Direction A: In the forum thread about loading many text files into a DataFrame, what does the reply recommend doing with the rows instead of appending them to the DataFrame one at a time?
Direction B: Print the passage of the forum thread below that starts at the words "my next step" and stops after the words "sublists works.", copying it word for word.

Extract provided:
┄┄┄┄┄┄

Reputation: 495
It is my first time dealing with more than one unstructured data file, and I need to know if what am doing is the best approach or there is something better.
I have more than 1000 text file stand for different novels have text up to 139965 or more. and I have read them and save them in a data frame as shown below:
file_list = glob.glob("C:/.../TextFiles/*.txt")
data = pd.DataFrame({'Name':[],'Content':[]})
for file in file_list:
with open(file, 'r',encoding="utf8", errors='ignore') as myfile:
new_name=os.path.splitext(file)[0]
data=data.append({'Name':re.sub(".*\\\\", " ",new_name), 'Content': myfile.read()},ignore_index=True)
then I have started cleaning the texts by going row by row.
data['Name'] = data['Name'].apply(lambda x: " ".join(x.split()))
do you think this is the best approach to dealing with multi and large text files by saving them in data frame?
my next step will extract specific information from the text and save them in columns.
any advice?
Upvotes: 0
Views: 36
Reputation: 77337
Iteratively appending rows to a DataFrame can be more computationally intensive than a single concatenate. A better solution is to append those rows to a list and then concatenate the list with the original DataFrame all at once.
In your case a list of [name, content]
sublists works.
file_list = glob.glob("C:/.../TextFiles/*.txt")
data = []
for file in file_list:
with open(file, 'r',encoding="utf8", errors='ignore') as myfile:
new_name=os.path.splitext(file)[0]
data.append([re.sub(".*\\\\", " ",new_name),
" ".join(myfile.read().split())])
data = pd.Dataframe(data, columns=['Name','Content'])
Upvotes: 1

┄┄┄┄┄┄

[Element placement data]
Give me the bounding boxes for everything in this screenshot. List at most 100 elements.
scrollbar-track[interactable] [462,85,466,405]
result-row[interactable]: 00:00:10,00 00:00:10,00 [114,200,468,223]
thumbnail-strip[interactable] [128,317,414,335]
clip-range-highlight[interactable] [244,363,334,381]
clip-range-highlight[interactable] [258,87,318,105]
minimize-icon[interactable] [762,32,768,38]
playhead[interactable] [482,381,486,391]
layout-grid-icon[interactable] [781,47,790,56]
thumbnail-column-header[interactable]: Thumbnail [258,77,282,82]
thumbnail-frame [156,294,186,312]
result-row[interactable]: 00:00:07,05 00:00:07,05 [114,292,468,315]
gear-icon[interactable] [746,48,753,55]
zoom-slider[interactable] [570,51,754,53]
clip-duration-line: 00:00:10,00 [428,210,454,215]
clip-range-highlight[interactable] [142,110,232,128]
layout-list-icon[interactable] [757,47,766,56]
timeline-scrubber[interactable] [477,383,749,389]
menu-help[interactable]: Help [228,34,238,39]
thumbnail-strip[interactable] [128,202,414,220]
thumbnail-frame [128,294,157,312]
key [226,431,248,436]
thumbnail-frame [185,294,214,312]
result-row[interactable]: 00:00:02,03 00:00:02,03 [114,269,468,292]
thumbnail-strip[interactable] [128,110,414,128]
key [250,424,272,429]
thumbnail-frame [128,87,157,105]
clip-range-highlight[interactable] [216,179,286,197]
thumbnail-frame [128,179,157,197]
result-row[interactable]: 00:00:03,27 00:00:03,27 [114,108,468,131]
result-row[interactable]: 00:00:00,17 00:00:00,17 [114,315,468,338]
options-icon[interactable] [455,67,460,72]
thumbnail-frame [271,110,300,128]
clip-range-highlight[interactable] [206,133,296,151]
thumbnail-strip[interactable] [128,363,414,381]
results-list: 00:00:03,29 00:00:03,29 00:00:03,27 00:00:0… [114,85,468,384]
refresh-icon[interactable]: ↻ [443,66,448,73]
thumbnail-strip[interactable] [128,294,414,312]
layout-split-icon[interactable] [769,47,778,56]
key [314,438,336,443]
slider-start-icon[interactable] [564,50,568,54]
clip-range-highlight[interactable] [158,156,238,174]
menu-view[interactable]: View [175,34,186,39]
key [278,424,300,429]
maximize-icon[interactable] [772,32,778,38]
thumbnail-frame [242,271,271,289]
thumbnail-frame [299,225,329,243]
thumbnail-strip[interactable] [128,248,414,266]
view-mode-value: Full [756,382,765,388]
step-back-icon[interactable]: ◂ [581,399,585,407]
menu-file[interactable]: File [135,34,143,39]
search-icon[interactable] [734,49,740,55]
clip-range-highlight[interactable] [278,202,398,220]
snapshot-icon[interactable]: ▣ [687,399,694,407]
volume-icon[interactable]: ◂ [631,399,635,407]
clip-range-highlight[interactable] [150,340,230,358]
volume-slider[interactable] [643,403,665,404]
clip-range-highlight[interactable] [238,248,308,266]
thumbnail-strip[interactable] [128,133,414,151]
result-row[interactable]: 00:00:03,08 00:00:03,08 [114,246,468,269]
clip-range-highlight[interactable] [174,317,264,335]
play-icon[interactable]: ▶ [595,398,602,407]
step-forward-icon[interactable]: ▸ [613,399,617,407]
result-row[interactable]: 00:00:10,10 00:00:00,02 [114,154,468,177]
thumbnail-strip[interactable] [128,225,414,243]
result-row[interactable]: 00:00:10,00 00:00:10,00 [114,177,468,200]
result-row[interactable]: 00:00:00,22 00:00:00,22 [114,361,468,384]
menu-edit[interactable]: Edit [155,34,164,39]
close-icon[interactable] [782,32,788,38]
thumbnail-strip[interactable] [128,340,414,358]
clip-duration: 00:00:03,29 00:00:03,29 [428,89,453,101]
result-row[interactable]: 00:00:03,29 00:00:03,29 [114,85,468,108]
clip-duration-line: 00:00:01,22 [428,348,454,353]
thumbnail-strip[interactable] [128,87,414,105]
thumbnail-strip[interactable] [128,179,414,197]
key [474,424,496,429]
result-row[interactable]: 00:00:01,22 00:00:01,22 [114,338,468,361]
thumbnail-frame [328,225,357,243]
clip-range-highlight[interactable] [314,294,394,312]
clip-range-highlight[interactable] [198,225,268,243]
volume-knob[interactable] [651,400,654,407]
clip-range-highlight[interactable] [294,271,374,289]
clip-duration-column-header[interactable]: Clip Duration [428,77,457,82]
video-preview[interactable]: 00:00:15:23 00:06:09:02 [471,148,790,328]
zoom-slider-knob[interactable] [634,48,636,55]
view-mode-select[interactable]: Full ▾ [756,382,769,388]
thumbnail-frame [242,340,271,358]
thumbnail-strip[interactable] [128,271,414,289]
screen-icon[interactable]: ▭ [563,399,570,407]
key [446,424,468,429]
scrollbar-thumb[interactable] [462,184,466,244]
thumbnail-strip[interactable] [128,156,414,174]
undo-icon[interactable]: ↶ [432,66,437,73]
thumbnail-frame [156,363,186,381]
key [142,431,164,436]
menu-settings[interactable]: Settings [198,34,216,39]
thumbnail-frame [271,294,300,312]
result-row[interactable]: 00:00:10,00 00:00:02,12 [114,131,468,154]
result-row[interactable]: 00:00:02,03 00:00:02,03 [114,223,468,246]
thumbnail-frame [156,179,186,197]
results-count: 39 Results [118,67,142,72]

┄┄┄┄┄┄

Right answer A: Append the rows to a list, then concatenate that list with the original DataFrame all at once.

Right answer B:
my next step will extract specific information from the text and save them in columns.
any advice?
Upvotes: 0
Views: 36
Reputation: 77337
Iteratively appending rows to a DataFrame can be more computationally intensive than a single concatenate. A better solution is to append those rows to a list and then concatenate the list with the original DataFrame all at once.
In your case a list of [name, content]
sublists works.